(What the task requires) Retype all of the data. Every line must match exactly.

(Raw records)
════════════════

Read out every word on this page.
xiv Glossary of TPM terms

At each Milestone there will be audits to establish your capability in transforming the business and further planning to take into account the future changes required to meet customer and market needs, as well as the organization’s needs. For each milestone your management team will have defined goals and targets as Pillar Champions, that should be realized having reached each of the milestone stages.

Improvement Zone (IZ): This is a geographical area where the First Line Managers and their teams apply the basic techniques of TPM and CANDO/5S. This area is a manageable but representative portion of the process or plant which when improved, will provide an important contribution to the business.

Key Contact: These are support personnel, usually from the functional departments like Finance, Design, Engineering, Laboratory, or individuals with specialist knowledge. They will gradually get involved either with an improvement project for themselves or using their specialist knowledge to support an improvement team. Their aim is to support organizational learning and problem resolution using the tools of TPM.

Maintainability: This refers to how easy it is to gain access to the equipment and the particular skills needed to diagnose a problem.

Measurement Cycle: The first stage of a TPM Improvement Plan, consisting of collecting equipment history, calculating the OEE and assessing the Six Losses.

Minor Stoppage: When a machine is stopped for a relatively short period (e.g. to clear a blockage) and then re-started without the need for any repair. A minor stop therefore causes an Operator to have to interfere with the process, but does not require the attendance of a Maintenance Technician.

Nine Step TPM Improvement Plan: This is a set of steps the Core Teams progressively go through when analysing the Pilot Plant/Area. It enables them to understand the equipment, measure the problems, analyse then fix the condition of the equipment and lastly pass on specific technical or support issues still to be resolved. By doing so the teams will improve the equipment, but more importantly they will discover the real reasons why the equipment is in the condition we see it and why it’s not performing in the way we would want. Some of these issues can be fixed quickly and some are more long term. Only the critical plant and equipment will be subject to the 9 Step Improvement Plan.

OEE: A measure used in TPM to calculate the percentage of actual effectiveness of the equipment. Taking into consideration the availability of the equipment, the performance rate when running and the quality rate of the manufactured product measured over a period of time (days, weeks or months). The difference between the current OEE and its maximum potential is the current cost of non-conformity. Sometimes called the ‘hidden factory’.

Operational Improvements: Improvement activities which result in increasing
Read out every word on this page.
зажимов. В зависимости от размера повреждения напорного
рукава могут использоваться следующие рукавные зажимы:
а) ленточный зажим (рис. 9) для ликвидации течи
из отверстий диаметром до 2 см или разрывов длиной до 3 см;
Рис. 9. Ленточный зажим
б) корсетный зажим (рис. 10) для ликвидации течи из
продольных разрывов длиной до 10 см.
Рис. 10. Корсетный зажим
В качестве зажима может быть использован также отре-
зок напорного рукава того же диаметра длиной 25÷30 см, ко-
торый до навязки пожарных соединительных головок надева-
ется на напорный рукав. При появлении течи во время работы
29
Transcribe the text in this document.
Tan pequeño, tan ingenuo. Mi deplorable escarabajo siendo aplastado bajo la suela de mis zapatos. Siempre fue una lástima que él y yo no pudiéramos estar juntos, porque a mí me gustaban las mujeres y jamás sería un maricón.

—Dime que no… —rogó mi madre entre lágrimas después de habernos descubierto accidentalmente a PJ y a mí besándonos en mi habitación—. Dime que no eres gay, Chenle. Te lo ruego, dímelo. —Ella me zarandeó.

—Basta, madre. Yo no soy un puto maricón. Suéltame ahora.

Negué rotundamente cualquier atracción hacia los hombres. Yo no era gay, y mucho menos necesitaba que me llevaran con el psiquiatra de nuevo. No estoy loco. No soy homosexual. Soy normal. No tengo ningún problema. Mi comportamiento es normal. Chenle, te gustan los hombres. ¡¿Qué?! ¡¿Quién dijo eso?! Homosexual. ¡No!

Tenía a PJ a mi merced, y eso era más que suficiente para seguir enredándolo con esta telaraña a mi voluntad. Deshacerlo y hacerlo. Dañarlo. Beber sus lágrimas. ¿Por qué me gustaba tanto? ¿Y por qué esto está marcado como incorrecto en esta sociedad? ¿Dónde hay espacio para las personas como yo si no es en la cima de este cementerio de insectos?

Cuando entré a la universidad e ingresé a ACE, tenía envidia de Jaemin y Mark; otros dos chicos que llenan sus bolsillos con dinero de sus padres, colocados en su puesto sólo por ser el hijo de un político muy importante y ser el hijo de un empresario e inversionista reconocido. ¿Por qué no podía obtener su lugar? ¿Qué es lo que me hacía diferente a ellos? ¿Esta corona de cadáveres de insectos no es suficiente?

════════════════

(Exercise solution)
Read out every word on this page.
xiv Glossary of TPM terms

At each Milestone there will be audits to establish your capability in transforming the business and further planning to take into account the future changes required to meet customer and market needs, as well as the organization’s needs. For each milestone your management team will have defined goals and targets as Pillar Champions, that should be realized having reached each of the milestone stages.

Improvement Zone (IZ): This is a geographical area where the First Line Managers and their teams apply the basic techniques of TPM and CANDO/5S. This area is a manageable but representative portion of the process or plant which when improved, will provide an important contribution to the business.

Key Contact: These are support personnel, usually from the functional departments like Finance, Design, Engineering, Laboratory, or individuals with specialist knowledge. They will gradually get involved either with an improvement project for themselves or using their specialist knowledge to support an improvement team. Their aim is to support organizational learning and problem resolution using the tools of TPM.

Maintainability: This refers to how easy it is to gain access to the equipment and the particular skills needed to diagnose a problem.

Measurement Cycle: The first stage of a TPM Improvement Plan, consisting of collecting equipment history, calculating the OEE and assessing the Six Losses.

Minor Stoppage: When a machine is stopped for a relatively short period (e.g. to clear a blockage) and then re-started without the need for any repair. A minor stop therefore causes an Operator to have to interfere with the process, but does not require the attendance of a Maintenance Technician.

Nine Step TPM Improvement Plan: This is a set of steps the Core Teams progressively go through when analysing the Pilot Plant/Area. It enables them to understand the equipment, measure the problems, analyse then fix the condition of the equipment and lastly pass on specific technical or support issues still to be resolved. By doing so the teams will improve the equipment, but more importantly they will discover the real reasons why the equipment is in the condition we see it and why it’s not performing in the way we would want. Some of these issues can be fixed quickly and some are more long term. Only the critical plant and equipment will be subject to the 9 Step Improvement Plan.

OEE: A measure used in TPM to calculate the percentage of actual effectiveness of the equipment. Taking into consideration the availability of the equipment, the performance rate when running and the quality rate of the manufactured product measured over a period of time (days, weeks or months). The difference between the current OEE and its maximum potential is the current cost of non-conformity. Sometimes called the ‘hidden factory’.

Operational Improvements: Improvement activities which result in increasing
Read out every word on this page.
зажимов. В зависимости от размера повреждения напорного
рукава могут использоваться следующие рукавные зажимы:
а) ленточный зажим (рис. 9) для ликвидации течи
из отверстий диаметром до 2 см или разрывов длиной до 3 см;
Рис. 9. Ленточный зажим
б) корсетный зажим (рис. 10) для ликвидации течи из
продольных разрывов длиной до 10 см.
Рис. 10. Корсетный зажим
В качестве зажима может быть использован также отре-
зок напорного рукава того же диаметра длиной 25÷30 см, ко-
торый до навязки пожарных соединительных головок надева-
ется на напорный рукав. При появлении течи во время работы
29
Transcribe the text in this document.
Tan pequeño, tan ingenuo. Mi deplorable escarabajo siendo aplastado bajo la suela de mis zapatos. Siempre fue una lástima que él y yo no pudiéramos estar juntos, porque a mí me gustaban las mujeres y jamás sería un maricón.

—Dime que no… —rogó mi madre entre lágrimas después de habernos descubierto accidentalmente a PJ y a mí besándonos en mi habitación—. Dime que no eres gay, Chenle. Te lo ruego, dímelo. —Ella me zarandeó.

—Basta, madre. Yo no soy un puto maricón. Suéltame ahora.

Negué rotundamente cualquier atracción hacia los hombres. Yo no era gay, y mucho menos necesitaba que me llevaran con el psiquiatra de nuevo. No estoy loco. No soy homosexual. Soy normal. No tengo ningún problema. Mi comportamiento es normal. Chenle, te gustan los hombres. ¡¿Qué?! ¡¿Quién dijo eso?! Homosexual. ¡No!

Tenía a PJ a mi merced, y eso era más que suficiente para seguir enredándolo con esta telaraña a mi voluntad. Deshacerlo y hacerlo. Dañarlo. Beber sus lágrimas. ¿Por qué me gustaba tanto? ¿Y por qué esto está marcado como incorrecto en esta sociedad? ¿Dónde hay espacio para las personas como yo si no es en la cima de este cementerio de insectos?

Cuando entré a la universidad e ingresé a ACE, tenía envidia de Jaemin y Mark; otros dos chicos que llenan sus bolsillos con dinero de sus padres, colocados en su puesto sólo por ser el hijo de un político muy importante y ser el hijo de un empresario e inversionista reconocido. ¿Por qué no podía obtener su lugar? ¿Qué es lo que me hacía diferente a ellos? ¿Esta corona de cadáveres de insectos no es suficiente?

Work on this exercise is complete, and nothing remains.